··· Materials provided ···

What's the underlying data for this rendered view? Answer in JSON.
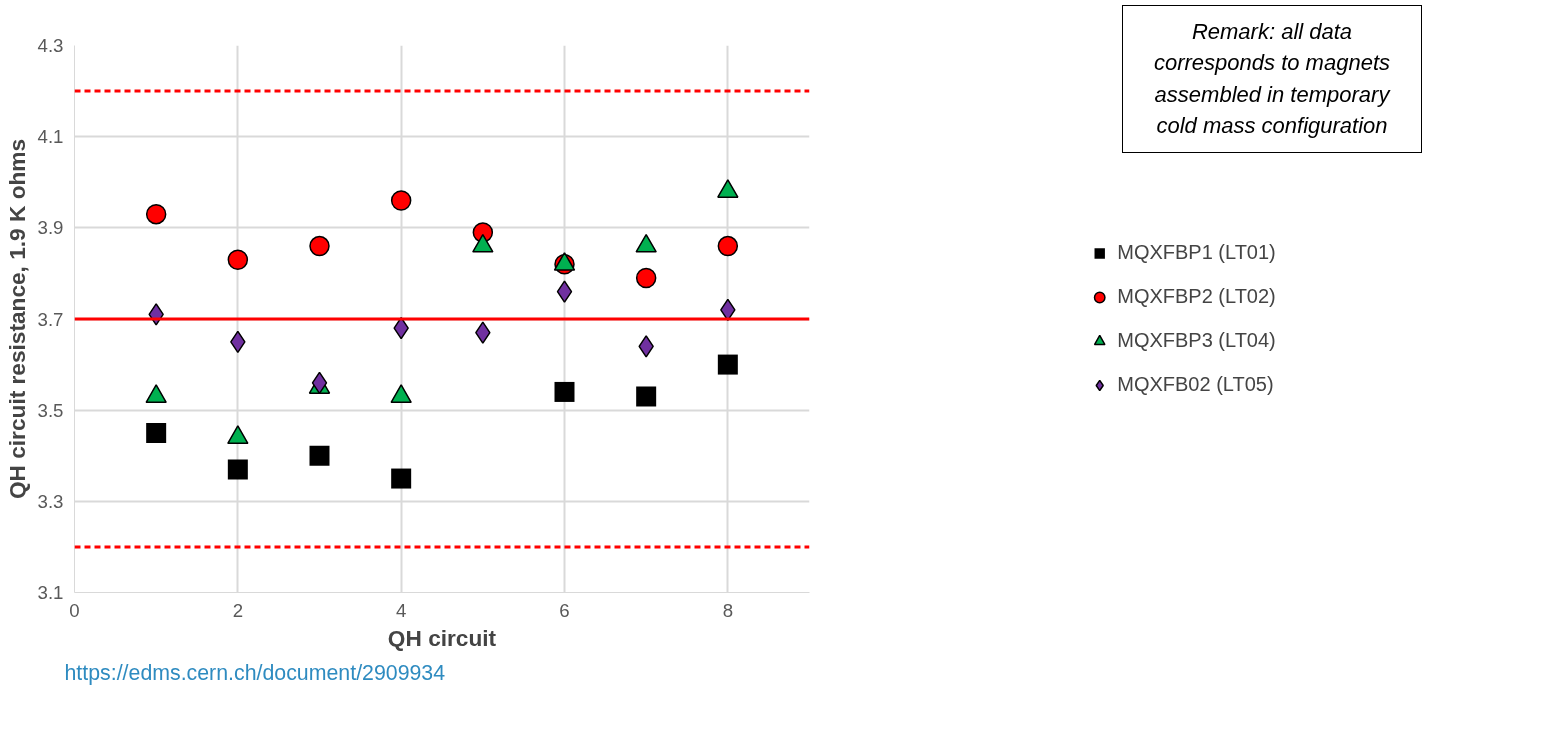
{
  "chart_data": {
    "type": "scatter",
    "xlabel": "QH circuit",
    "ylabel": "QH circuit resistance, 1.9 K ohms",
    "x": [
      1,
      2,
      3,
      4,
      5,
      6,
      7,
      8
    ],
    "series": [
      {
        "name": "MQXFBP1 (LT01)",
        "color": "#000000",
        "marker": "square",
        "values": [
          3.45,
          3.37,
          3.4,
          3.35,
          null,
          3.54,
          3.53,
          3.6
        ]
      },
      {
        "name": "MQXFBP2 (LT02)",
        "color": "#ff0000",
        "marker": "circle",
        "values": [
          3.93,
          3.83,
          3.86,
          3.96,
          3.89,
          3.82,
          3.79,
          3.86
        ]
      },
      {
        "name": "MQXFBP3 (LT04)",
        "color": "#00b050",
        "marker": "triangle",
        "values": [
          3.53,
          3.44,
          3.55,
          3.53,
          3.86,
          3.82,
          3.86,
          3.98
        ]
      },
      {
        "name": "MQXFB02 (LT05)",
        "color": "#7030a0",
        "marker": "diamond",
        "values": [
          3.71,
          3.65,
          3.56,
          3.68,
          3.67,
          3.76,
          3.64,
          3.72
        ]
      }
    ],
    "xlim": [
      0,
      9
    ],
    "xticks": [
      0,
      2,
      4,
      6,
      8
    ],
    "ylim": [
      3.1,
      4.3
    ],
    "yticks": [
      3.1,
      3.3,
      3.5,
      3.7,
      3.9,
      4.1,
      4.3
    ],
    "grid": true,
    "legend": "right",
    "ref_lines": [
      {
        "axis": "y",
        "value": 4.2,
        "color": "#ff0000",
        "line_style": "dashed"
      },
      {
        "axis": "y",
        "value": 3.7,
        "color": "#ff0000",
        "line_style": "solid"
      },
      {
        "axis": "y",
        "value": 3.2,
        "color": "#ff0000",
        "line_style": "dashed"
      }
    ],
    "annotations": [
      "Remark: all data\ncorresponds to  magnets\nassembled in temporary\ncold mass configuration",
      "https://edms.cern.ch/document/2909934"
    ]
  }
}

···

What you should do = Look through the data above. Copy every line with the string "circuit" in it.

Full answer =
    "xlabel": "QH circuit",
    "ylabel": "QH circuit resistance, 1.9 K ohms",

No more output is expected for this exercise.